**GIVEN REQUEST:**
Track down each line that has the word "Social" and copy it.

**Records excerpted from a collection:**

<<<<

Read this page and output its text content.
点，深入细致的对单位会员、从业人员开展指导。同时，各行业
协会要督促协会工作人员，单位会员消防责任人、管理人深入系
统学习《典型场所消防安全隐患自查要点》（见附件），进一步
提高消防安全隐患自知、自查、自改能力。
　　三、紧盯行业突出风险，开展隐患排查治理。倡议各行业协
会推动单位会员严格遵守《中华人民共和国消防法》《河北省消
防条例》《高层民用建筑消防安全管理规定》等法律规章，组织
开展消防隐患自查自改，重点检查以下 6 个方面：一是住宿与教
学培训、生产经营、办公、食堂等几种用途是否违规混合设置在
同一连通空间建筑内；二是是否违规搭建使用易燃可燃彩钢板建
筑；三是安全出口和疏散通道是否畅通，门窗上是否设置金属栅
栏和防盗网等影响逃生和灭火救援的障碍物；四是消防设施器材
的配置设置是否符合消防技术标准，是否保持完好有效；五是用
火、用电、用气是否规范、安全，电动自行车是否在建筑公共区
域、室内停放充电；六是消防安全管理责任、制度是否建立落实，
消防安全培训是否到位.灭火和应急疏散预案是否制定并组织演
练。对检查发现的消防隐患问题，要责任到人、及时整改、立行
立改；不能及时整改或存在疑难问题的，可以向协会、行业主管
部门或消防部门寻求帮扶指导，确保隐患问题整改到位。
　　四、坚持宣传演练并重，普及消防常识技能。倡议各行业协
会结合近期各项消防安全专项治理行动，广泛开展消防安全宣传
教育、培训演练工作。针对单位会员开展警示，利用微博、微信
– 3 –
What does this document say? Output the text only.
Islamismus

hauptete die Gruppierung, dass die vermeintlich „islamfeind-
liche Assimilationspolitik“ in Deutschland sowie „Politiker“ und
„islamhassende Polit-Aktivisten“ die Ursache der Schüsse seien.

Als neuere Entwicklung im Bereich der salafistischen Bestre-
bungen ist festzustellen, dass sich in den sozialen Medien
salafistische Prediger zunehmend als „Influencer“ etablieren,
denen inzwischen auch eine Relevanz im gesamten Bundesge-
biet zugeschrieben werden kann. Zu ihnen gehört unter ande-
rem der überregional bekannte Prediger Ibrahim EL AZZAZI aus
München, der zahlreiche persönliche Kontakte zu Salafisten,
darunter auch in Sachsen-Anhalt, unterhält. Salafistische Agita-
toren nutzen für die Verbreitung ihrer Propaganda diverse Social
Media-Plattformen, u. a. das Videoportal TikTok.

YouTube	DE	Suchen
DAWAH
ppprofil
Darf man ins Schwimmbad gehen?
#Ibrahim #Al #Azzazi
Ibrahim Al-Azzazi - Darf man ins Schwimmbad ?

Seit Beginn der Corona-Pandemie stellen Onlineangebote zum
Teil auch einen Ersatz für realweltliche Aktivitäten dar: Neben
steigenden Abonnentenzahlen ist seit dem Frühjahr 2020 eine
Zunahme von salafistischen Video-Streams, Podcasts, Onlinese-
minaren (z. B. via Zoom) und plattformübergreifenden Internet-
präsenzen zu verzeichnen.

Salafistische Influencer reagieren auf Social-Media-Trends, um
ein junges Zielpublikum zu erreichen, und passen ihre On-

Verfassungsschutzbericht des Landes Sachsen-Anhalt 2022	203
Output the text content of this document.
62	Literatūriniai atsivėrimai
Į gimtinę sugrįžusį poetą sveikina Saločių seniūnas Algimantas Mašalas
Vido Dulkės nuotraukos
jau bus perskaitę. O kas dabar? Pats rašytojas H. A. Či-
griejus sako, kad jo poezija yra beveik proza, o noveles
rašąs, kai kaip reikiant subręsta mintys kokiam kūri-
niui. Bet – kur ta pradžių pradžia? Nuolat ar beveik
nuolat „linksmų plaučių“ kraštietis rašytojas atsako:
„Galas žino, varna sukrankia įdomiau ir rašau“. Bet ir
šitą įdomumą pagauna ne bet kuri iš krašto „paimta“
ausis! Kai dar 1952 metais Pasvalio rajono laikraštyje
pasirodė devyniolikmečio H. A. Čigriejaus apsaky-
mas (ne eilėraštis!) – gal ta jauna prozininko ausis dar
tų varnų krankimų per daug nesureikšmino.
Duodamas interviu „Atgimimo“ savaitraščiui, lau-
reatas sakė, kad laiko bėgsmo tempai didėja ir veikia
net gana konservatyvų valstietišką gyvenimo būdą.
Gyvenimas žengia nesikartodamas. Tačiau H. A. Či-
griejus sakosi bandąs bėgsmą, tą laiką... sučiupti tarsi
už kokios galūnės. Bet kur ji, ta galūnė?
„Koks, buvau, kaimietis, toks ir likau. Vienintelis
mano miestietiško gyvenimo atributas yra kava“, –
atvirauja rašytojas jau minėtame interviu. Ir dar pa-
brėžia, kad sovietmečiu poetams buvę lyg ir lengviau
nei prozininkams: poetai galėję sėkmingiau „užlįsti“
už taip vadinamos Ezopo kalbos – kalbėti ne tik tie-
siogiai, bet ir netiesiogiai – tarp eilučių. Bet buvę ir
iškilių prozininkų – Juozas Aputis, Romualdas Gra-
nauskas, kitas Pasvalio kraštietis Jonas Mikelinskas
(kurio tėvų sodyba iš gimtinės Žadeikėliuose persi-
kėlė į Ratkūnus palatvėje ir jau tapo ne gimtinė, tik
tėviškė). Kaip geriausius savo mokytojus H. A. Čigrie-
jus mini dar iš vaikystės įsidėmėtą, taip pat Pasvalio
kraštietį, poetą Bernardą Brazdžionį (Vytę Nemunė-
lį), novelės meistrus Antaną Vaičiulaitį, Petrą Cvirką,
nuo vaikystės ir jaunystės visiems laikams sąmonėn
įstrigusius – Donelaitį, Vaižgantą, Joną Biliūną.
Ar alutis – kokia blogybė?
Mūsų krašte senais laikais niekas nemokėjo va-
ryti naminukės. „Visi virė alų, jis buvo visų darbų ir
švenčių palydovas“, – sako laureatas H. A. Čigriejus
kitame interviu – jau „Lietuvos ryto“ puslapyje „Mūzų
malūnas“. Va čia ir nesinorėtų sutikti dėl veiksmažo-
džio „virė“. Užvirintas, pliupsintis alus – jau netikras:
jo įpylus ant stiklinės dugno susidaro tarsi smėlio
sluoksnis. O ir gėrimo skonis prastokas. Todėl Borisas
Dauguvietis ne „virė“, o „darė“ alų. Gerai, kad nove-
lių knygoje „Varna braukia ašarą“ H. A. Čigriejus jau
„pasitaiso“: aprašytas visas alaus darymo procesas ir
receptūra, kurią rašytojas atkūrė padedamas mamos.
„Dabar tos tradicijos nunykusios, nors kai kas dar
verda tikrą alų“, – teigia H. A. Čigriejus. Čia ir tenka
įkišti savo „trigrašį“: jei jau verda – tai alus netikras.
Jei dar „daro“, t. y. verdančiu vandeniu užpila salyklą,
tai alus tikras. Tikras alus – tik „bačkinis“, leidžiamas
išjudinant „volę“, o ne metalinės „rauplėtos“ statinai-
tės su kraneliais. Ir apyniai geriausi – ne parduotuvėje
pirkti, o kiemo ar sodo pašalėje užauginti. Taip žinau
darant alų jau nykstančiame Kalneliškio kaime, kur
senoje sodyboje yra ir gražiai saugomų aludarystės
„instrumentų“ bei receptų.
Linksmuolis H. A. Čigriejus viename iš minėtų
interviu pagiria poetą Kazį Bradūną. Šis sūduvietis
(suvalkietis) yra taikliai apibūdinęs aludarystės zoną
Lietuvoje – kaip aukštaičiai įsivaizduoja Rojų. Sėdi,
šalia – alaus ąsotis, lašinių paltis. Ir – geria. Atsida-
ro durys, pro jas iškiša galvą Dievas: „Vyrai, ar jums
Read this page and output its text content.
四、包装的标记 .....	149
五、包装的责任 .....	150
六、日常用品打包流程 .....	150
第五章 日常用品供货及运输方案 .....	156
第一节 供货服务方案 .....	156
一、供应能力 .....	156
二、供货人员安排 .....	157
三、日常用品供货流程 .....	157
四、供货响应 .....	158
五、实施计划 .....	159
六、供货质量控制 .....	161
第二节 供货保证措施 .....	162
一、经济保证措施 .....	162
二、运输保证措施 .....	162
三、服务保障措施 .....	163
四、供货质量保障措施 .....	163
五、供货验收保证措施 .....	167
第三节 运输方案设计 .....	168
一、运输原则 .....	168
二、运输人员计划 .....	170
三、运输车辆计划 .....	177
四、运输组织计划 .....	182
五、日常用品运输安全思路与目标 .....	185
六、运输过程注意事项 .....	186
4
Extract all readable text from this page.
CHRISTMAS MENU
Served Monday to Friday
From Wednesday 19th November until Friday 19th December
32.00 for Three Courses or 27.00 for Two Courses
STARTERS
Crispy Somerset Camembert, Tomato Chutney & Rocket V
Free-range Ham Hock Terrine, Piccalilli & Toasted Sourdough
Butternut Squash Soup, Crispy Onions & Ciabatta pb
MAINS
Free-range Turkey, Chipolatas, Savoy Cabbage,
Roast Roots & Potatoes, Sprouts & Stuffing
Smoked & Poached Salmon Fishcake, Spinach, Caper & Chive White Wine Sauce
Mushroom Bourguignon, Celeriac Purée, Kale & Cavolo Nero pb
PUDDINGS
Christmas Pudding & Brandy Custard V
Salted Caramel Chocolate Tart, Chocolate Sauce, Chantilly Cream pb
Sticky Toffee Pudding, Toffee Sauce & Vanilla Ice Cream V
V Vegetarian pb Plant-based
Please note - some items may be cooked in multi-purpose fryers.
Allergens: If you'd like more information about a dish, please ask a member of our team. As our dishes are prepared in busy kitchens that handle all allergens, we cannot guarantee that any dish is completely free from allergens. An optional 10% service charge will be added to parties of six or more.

>>>>

**SOLUTION TO THE EXERCISE:**
toren nutzen für die Verbreitung ihrer Propaganda diverse Social
Salafistische Influencer reagieren auf Social-Media-Trends, um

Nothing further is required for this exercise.